WHAT IS NEEDED |
Tally all lines containing the word "предшествующих". Give the number alone.
--- start of EXERCISE MATERIAL ---
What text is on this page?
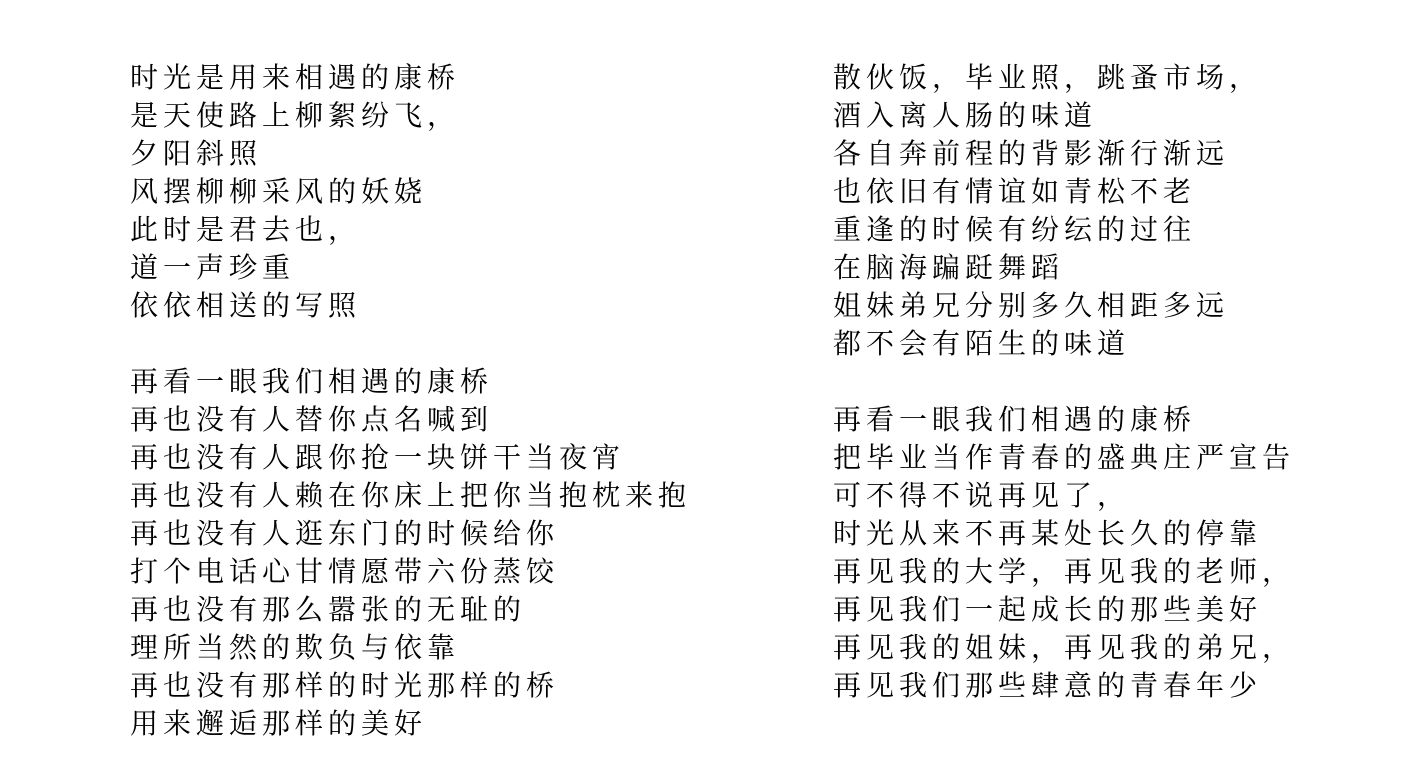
时光是用来相遇的康桥
是天使路上柳絮纷飞，
夕阳斜照
风摆柳柳采风的妖娆
此时是君去也，
道一声珍重
依依相送的写照
再看一眼我们相遇的康桥
再也没有人替你点名喊到
再也没有人跟你抢一块饼干当夜宵
再也没有人赖在你床上把你当抱枕来抱
再也没有人逛东门的时候给你
打个电话心甘情愿带六份蒸饺
再也没有那么嚣张的无耻的
理所当然的欺负与依靠
再也没有那样的时光那样的桥
用来邂逅那样的美好
散伙饭，毕业照，跳蚤市场，
酒入离人肠的味道
各自奔前程的背影渐行渐远
也依旧有情谊如青松不老
重逢的时候有纷纭的过往
在脑海蹁跹舞蹈
姐妹弟兄分别多久相距多远
都不会有陌生的味道
再看一眼我们相遇的康桥
把毕业当作青春的盛典庄严宣告
可不得不说再见了，
时光从来不再某处长久的停靠
再见我的大学，再见我的老师，
再见我们一起成长的那些美好
再见我的姐妹，再见我的弟兄，
再见我们那些肆意的青春年少
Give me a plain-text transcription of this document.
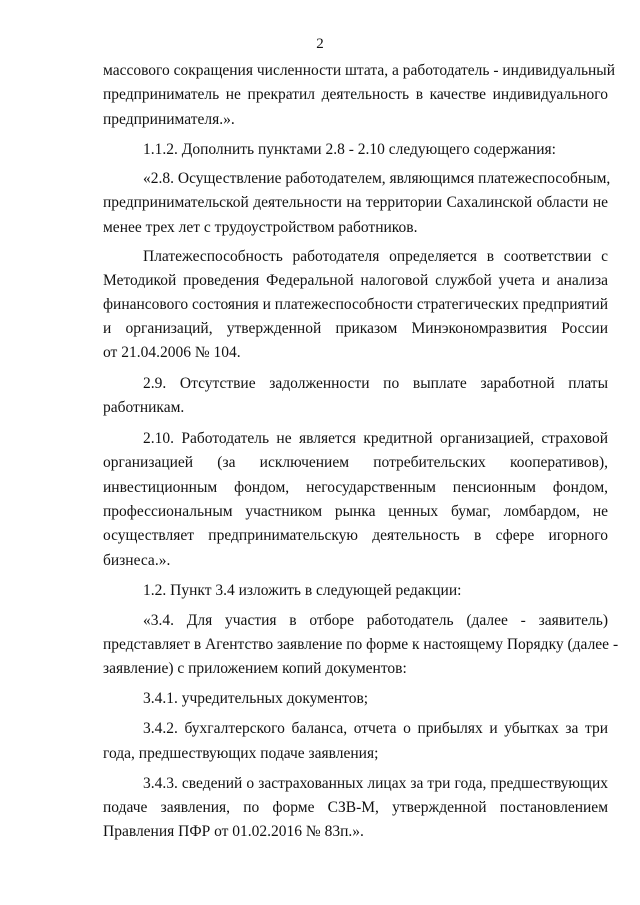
2
массового сокращения численности штата, а работодатель - индивидуальный
предприниматель не прекратил деятельность в качестве индивидуального
предпринимателя.».
1.1.2. Дополнить пунктами 2.8 - 2.10 следующего содержания:
«2.8. Осуществление работодателем, являющимся платежеспособным,
предпринимательской деятельности на территории Сахалинской области не
менее трех лет с трудоустройством работников.
Платежеспособность работодателя определяется в соответствии с
Методикой проведения Федеральной налоговой службой учета и анализа
финансового состояния и платежеспособности стратегических предприятий
и организаций, утвержденной приказом Минэкономразвития России
от 21.04.2006 № 104.
2.9. Отсутствие задолженности по выплате заработной платы
работникам.
2.10. Работодатель не является кредитной организацией, страховой
организацией (за исключением потребительских кооперативов),
инвестиционным фондом, негосударственным пенсионным фондом,
профессиональным участником рынка ценных бумаг, ломбардом, не
осуществляет предпринимательскую деятельность в сфере игорного
бизнеса.».
1.2. Пункт 3.4 изложить в следующей редакции:
«3.4. Для участия в отборе работодатель (далее - заявитель)
представляет в Агентство заявление по форме к настоящему Порядку (далее -
заявление) с приложением копий документов:
3.4.1. учредительных документов;
3.4.2. бухгалтерского баланса, отчета о прибылях и убытках за три
года, предшествующих подаче заявления;
3.4.3. сведений о застрахованных лицах за три года, предшествующих
подаче заявления, по форме СЗВ-М, утвержденной постановлением
Правления ПФР от 01.02.2016 № 83п.».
--- end of EXERCISE MATERIAL ---
RESULT OF THIS TASK |
2